_Directions for this task:_ Tally how many lines include "меня". The number is the whole answer.

_Records supplied:_
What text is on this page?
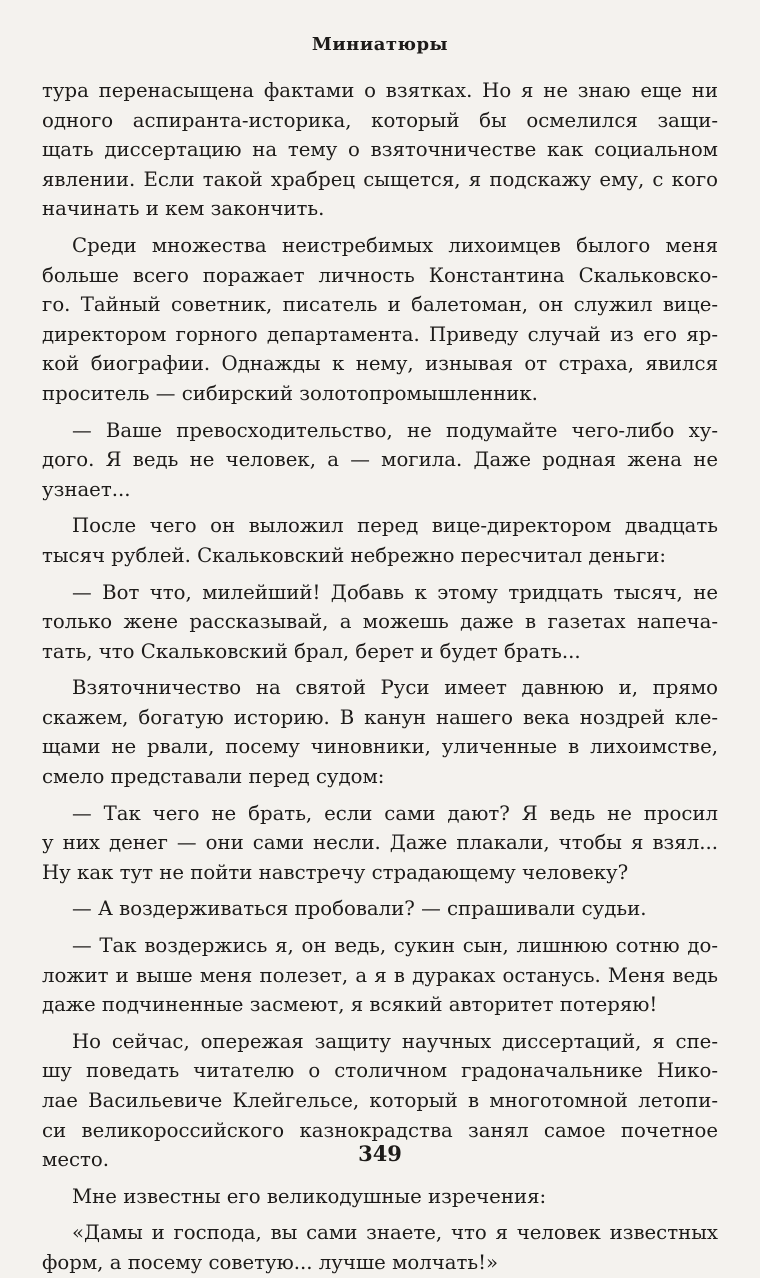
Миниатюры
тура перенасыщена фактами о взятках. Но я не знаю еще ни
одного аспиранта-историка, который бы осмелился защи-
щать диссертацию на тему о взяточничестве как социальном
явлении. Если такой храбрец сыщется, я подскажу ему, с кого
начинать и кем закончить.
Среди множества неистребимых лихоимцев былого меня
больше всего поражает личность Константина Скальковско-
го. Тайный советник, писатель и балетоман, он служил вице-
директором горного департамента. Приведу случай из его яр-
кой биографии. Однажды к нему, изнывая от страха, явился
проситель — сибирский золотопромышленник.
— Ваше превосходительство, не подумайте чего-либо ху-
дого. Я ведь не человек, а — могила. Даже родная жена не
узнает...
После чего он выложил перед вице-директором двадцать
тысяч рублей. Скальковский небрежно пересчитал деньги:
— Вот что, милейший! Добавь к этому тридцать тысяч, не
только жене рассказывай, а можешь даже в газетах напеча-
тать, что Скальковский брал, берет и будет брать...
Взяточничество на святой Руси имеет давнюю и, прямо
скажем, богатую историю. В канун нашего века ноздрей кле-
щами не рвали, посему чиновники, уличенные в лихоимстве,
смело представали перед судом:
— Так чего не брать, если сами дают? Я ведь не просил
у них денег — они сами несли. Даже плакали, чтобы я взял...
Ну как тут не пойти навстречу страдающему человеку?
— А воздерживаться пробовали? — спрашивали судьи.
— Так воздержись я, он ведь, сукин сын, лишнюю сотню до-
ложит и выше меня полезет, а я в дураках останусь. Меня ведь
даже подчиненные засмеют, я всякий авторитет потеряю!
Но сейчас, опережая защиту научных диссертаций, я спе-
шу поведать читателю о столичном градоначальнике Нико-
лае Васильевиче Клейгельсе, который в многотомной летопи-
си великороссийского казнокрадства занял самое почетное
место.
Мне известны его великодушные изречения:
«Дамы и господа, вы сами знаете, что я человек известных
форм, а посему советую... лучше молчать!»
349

---

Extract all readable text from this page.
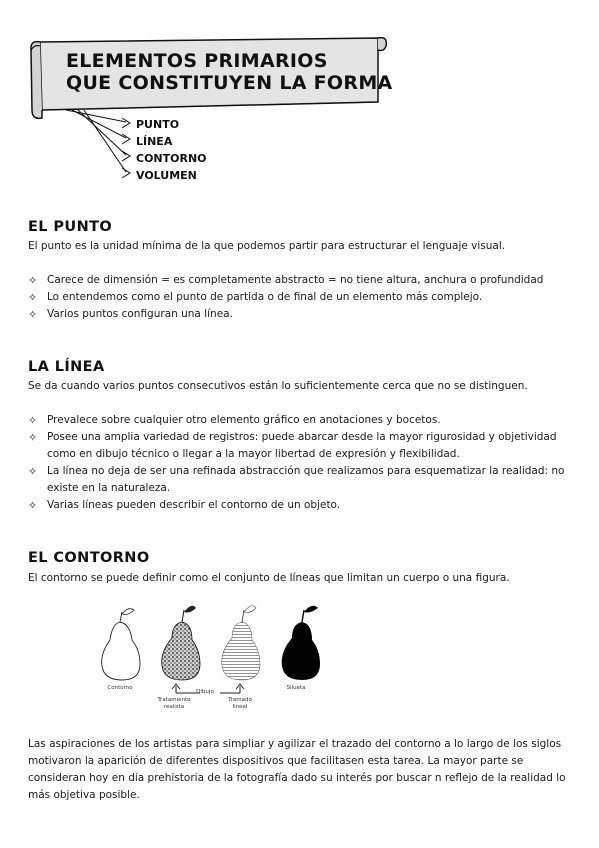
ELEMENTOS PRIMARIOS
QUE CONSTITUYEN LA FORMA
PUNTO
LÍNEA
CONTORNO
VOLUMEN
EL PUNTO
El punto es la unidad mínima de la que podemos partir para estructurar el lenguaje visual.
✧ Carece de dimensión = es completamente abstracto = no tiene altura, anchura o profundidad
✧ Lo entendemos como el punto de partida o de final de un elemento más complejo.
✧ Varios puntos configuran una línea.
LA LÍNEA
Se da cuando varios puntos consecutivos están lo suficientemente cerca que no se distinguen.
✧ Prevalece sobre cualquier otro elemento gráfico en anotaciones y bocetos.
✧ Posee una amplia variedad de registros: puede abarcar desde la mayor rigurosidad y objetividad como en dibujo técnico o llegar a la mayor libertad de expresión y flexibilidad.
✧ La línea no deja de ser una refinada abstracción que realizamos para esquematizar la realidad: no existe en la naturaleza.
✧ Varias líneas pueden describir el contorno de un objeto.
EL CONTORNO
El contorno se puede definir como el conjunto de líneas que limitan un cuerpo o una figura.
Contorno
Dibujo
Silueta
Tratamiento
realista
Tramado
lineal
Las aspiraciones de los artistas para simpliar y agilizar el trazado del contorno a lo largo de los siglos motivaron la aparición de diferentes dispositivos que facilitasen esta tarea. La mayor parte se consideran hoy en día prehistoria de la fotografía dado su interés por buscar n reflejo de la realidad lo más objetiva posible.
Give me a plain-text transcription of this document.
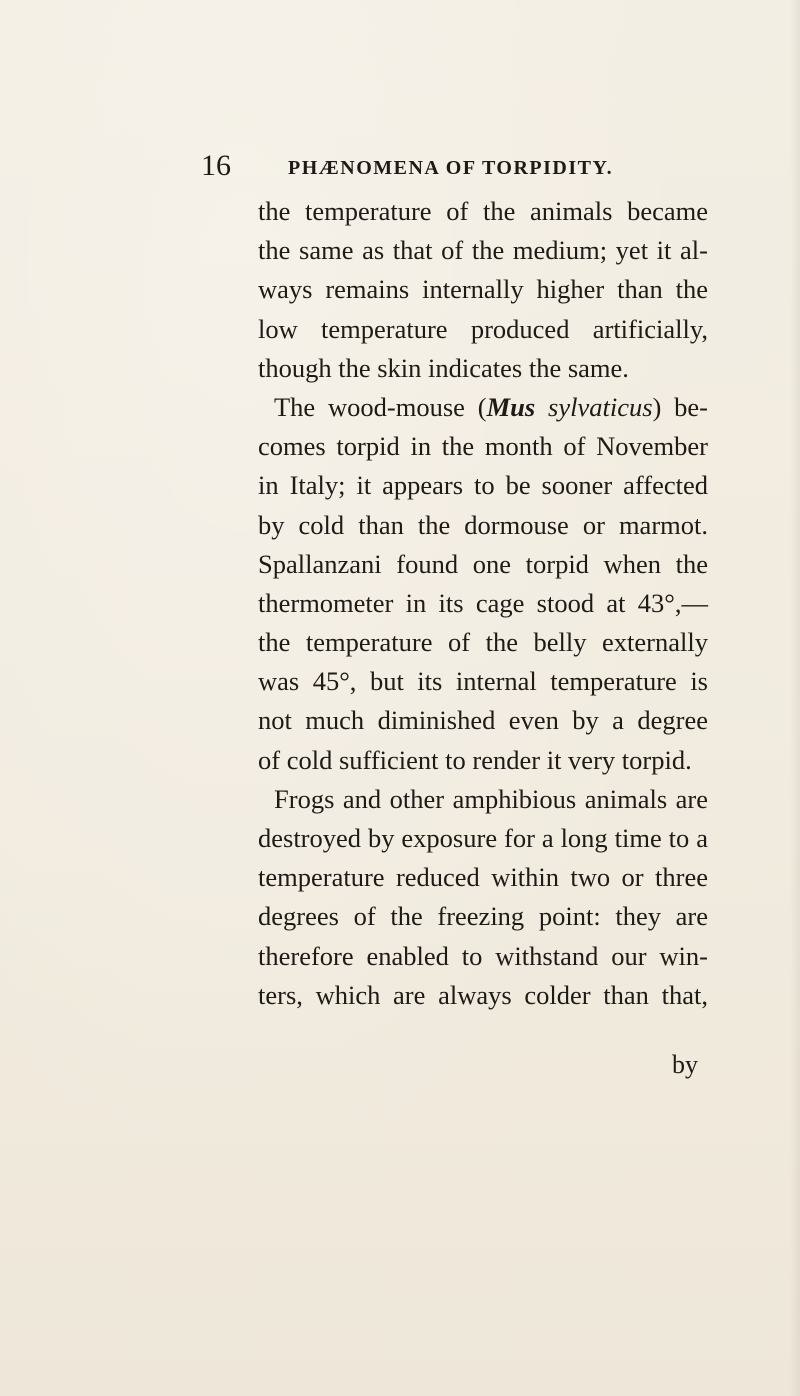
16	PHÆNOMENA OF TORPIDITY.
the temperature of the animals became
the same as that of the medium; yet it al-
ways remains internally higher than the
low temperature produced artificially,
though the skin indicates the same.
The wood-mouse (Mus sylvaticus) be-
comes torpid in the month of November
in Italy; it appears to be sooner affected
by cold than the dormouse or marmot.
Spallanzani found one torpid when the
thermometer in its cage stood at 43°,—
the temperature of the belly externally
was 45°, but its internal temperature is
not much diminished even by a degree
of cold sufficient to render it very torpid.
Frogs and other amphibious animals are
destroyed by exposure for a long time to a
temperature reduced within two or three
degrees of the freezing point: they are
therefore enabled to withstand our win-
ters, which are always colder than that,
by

--

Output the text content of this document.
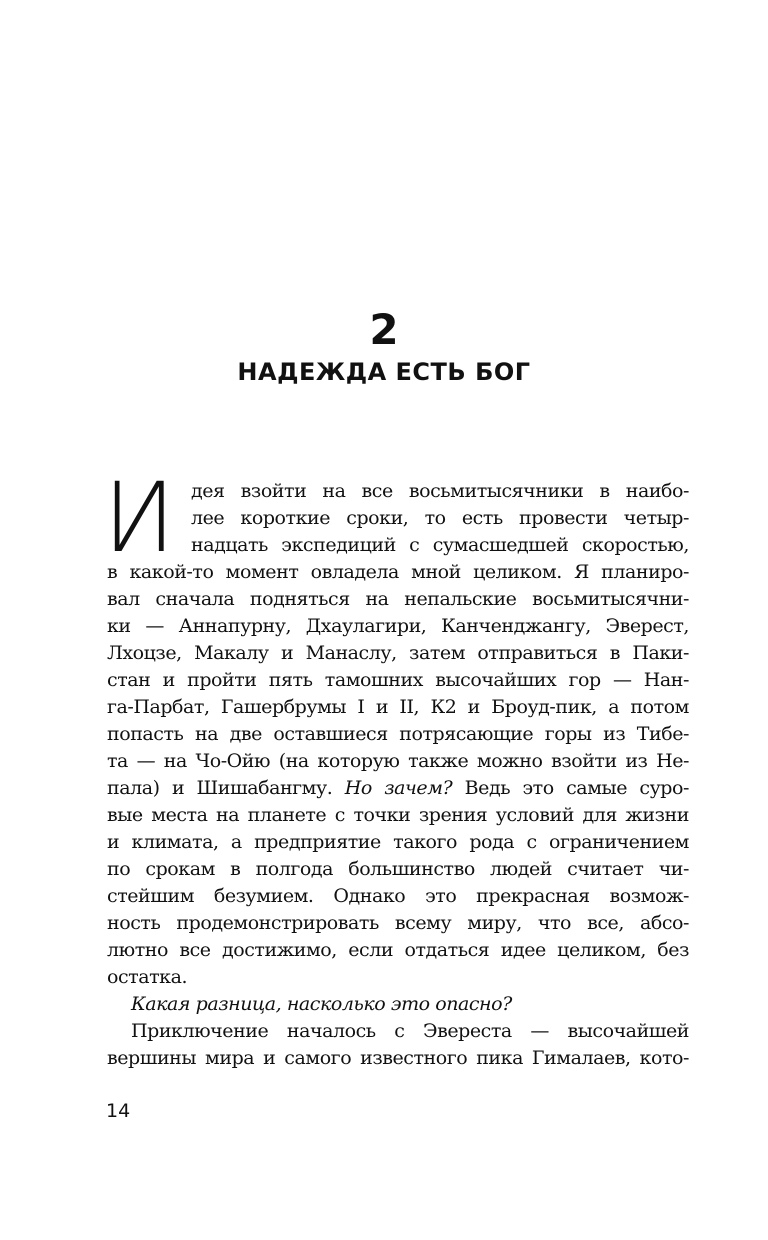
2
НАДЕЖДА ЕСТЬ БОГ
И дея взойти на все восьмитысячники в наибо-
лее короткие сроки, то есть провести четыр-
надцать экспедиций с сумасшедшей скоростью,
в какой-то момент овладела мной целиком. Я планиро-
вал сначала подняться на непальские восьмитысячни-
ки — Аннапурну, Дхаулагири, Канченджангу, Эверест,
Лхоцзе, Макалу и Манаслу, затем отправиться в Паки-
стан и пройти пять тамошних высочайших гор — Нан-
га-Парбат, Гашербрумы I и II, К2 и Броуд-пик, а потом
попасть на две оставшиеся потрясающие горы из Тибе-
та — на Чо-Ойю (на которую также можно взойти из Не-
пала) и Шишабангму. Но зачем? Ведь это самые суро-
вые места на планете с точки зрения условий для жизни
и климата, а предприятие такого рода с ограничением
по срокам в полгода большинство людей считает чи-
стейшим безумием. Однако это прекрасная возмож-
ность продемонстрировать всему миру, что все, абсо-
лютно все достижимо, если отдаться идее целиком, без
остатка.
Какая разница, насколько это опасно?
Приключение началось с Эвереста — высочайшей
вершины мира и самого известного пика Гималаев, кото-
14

_Worked solution:_ 2